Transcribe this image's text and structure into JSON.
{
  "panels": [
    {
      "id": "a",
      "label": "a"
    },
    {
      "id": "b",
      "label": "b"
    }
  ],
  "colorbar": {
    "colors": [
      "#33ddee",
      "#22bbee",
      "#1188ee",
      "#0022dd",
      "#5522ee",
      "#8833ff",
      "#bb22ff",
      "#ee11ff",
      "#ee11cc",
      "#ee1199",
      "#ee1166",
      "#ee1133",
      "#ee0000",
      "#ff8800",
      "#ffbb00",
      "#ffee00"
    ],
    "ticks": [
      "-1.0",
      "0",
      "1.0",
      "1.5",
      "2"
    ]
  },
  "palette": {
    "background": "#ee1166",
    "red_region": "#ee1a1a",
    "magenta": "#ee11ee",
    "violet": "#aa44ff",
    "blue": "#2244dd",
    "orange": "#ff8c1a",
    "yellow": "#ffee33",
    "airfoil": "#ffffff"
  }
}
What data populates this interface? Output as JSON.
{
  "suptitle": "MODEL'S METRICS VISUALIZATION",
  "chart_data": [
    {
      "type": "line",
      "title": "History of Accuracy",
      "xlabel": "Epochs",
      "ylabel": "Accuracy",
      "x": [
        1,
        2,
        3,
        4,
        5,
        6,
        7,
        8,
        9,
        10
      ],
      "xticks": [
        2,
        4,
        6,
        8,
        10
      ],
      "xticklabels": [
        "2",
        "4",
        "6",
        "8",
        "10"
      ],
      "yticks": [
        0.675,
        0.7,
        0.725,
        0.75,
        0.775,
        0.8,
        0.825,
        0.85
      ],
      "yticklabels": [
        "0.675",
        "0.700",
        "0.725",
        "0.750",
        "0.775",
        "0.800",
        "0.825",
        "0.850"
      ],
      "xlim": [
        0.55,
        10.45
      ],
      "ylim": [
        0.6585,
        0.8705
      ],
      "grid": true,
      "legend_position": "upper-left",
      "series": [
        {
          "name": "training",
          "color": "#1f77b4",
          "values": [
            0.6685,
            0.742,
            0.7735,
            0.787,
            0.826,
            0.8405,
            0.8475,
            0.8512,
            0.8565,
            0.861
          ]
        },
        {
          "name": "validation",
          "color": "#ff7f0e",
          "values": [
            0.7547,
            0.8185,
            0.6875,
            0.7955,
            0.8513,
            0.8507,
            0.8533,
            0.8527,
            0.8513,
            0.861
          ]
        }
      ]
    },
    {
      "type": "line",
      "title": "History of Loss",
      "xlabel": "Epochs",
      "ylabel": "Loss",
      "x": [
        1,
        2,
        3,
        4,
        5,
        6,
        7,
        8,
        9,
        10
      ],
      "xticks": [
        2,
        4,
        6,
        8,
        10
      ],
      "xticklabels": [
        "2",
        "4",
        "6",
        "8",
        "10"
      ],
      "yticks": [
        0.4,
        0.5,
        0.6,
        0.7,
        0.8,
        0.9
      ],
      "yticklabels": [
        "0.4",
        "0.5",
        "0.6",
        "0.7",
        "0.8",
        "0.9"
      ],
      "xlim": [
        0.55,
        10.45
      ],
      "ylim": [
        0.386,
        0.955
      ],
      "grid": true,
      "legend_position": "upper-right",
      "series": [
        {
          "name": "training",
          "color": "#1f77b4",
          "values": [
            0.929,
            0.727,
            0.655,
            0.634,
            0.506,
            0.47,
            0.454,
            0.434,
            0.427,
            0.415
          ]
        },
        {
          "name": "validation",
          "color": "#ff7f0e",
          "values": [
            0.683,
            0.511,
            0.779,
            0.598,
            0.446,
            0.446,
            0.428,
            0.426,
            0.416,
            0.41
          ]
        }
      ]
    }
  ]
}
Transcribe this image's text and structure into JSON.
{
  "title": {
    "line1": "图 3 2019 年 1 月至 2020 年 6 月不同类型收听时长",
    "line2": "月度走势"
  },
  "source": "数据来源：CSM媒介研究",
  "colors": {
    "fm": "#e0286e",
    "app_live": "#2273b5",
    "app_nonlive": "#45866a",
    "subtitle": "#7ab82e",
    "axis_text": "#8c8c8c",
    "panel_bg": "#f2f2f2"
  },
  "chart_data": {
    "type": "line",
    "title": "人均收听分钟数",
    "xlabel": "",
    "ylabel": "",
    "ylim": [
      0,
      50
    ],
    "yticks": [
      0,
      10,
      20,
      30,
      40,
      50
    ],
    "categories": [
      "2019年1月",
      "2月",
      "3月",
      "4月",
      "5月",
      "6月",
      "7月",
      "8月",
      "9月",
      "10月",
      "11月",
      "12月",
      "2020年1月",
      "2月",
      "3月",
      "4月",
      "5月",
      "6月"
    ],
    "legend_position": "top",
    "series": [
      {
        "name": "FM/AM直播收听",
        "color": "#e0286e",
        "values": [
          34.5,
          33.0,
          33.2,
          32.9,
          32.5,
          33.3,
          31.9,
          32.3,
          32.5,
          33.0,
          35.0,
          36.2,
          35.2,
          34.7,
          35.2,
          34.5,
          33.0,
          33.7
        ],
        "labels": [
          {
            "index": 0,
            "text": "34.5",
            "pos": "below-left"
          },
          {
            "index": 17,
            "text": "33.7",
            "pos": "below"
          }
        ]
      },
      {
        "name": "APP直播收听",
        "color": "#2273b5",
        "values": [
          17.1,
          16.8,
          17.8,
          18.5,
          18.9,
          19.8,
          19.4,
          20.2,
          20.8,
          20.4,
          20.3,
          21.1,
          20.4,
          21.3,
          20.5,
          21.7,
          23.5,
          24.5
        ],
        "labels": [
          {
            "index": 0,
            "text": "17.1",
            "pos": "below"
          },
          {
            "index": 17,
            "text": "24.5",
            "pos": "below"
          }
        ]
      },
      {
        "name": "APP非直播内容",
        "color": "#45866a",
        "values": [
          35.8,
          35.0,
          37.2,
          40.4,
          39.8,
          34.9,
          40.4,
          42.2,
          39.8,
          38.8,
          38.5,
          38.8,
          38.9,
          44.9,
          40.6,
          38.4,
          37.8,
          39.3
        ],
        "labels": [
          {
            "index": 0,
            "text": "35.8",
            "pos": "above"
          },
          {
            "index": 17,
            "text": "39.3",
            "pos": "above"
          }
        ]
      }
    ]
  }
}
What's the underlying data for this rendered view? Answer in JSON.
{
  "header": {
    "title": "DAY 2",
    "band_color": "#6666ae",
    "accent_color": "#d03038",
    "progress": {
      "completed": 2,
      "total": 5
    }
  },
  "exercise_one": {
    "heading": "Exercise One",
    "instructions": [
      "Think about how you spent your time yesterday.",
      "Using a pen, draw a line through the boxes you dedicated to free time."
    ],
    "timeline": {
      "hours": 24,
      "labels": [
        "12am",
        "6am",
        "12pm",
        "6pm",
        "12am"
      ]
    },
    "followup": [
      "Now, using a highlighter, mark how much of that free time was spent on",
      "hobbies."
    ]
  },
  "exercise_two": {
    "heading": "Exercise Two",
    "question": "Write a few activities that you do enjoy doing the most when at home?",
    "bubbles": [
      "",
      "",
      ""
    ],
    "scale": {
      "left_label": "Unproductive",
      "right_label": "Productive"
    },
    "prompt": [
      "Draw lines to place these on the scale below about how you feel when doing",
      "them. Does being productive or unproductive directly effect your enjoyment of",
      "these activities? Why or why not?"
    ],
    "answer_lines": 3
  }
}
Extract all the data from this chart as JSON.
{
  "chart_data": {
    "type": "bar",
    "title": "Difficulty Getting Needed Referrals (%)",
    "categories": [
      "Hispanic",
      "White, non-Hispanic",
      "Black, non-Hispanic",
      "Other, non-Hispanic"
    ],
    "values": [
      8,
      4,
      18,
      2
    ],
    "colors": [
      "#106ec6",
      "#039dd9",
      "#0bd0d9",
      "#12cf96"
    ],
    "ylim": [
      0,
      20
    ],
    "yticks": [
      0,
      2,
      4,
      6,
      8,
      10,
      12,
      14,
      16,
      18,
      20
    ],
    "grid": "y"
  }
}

---*---

§ DIRECTION
Count each line with "these" in it and report that figure by itself.

§ ANSWER TO THIS TASK
2